* [Exercise description]: Reproduce the complete listing without any deviation.

Stored data entries
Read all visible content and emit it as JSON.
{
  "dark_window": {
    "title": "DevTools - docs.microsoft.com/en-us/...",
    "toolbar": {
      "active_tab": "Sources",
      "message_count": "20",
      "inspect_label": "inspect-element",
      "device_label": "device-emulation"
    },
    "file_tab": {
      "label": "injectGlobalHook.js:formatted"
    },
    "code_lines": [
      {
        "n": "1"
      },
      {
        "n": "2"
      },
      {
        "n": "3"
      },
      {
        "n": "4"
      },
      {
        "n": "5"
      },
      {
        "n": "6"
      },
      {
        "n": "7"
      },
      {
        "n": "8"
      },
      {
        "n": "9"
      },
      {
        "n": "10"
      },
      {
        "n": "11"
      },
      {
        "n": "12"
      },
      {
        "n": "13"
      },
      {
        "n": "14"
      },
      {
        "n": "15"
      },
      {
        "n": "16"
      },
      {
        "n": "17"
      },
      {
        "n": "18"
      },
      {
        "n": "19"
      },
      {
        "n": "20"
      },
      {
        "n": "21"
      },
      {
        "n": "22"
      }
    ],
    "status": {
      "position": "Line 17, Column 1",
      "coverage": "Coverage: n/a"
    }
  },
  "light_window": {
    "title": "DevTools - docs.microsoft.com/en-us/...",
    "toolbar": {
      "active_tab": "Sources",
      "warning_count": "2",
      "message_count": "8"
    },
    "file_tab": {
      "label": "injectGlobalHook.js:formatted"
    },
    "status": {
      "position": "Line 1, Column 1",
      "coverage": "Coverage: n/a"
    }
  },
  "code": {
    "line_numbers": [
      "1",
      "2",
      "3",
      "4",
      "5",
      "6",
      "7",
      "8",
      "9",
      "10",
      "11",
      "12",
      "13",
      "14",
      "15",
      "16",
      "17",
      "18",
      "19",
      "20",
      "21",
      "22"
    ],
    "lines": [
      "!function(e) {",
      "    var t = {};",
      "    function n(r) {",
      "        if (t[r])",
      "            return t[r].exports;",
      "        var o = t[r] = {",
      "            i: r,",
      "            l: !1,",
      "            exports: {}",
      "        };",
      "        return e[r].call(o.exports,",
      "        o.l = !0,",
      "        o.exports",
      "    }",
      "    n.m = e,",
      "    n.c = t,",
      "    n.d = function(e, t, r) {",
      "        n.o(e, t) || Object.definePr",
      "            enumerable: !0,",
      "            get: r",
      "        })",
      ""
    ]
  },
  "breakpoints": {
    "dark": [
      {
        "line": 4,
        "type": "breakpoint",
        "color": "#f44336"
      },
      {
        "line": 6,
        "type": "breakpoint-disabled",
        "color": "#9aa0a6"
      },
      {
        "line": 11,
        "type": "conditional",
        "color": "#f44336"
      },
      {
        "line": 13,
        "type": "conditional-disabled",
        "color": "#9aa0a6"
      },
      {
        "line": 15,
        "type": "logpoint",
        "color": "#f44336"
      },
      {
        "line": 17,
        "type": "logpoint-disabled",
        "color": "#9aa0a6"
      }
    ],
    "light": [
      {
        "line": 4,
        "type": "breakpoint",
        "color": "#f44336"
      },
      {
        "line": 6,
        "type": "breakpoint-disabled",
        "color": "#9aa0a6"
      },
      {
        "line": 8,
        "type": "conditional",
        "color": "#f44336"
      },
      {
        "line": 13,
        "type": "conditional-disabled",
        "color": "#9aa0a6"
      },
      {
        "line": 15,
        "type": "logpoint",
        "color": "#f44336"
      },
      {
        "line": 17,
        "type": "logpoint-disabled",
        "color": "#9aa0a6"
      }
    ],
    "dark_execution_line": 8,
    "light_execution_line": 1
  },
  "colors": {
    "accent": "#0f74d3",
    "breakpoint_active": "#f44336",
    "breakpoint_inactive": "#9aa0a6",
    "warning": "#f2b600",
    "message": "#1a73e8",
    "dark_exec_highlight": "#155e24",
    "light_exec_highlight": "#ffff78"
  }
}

* [The solution]:
Read all visible content and emit it as JSON.
{
  "dark_window": {
    "title": "DevTools - docs.microsoft.com/en-us/...",
    "toolbar": {
      "active_tab": "Sources",
      "message_count": "20",
      "inspect_label": "inspect-element",
      "device_label": "device-emulation"
    },
    "file_tab": {
      "label": "injectGlobalHook.js:formatted"
    },
    "code_lines": [
      {
        "n": "1"
      },
      {
        "n": "2"
      },
      {
        "n": "3"
      },
      {
        "n": "4"
      },
      {
        "n": "5"
      },
      {
        "n": "6"
      },
      {
        "n": "7"
      },
      {
        "n": "8"
      },
      {
        "n": "9"
      },
      {
        "n": "10"
      },
      {
        "n": "11"
      },
      {
        "n": "12"
      },
      {
        "n": "13"
      },
      {
        "n": "14"
      },
      {
        "n": "15"
      },
      {
        "n": "16"
      },
      {
        "n": "17"
      },
      {
        "n": "18"
      },
      {
        "n": "19"
      },
      {
        "n": "20"
      },
      {
        "n": "21"
      },
      {
        "n": "22"
      }
    ],
    "status": {
      "position": "Line 17, Column 1",
      "coverage": "Coverage: n/a"
    }
  },
  "light_window": {
    "title": "DevTools - docs.microsoft.com/en-us/...",
    "toolbar": {
      "active_tab": "Sources",
      "warning_count": "2",
      "message_count": "8"
    },
    "file_tab": {
      "label": "injectGlobalHook.js:formatted"
    },
    "status": {
      "position": "Line 1, Column 1",
      "coverage": "Coverage: n/a"
    }
  },
  "code": {
    "line_numbers": [
      "1",
      "2",
      "3",
      "4",
      "5",
      "6",
      "7",
      "8",
      "9",
      "10",
      "11",
      "12",
      "13",
      "14",
      "15",
      "16",
      "17",
      "18",
      "19",
      "20",
      "21",
      "22"
    ],
    "lines": [
      "!function(e) {",
      "    var t = {};",
      "    function n(r) {",
      "        if (t[r])",
      "            return t[r].exports;",
      "        var o = t[r] = {",
      "            i: r,",
      "            l: !1,",
      "            exports: {}",
      "        };",
      "        return e[r].call(o.exports,",
      "        o.l = !0,",
      "        o.exports",
      "    }",
      "    n.m = e,",
      "    n.c = t,",
      "    n.d = function(e, t, r) {",
      "        n.o(e, t) || Object.definePr",
      "            enumerable: !0,",
      "            get: r",
      "        })",
      ""
    ]
  },
  "breakpoints": {
    "dark": [
      {
        "line": 4,
        "type": "breakpoint",
        "color": "#f44336"
      },
      {
        "line": 6,
        "type": "breakpoint-disabled",
        "color": "#9aa0a6"
      },
      {
        "line": 11,
        "type": "conditional",
        "color": "#f44336"
      },
      {
        "line": 13,
        "type": "conditional-disabled",
        "color": "#9aa0a6"
      },
      {
        "line": 15,
        "type": "logpoint",
        "color": "#f44336"
      },
      {
        "line": 17,
        "type": "logpoint-disabled",
        "color": "#9aa0a6"
      }
    ],
    "light": [
      {
        "line": 4,
        "type": "breakpoint",
        "color": "#f44336"
      },
      {
        "line": 6,
        "type": "breakpoint-disabled",
        "color": "#9aa0a6"
      },
      {
        "line": 8,
        "type": "conditional",
        "color": "#f44336"
      },
      {
        "line": 13,
        "type": "conditional-disabled",
        "color": "#9aa0a6"
      },
      {
        "line": 15,
        "type": "logpoint",
        "color": "#f44336"
      },
      {
        "line": 17,
        "type": "logpoint-disabled",
        "color": "#9aa0a6"
      }
    ],
    "dark_execution_line": 8,
    "light_execution_line": 1
  },
  "colors": {
    "accent": "#0f74d3",
    "breakpoint_active": "#f44336",
    "breakpoint_inactive": "#9aa0a6",
    "warning": "#f2b600",
    "message": "#1a73e8",
    "dark_exec_highlight": "#155e24",
    "light_exec_highlight": "#ffff78"
  }
}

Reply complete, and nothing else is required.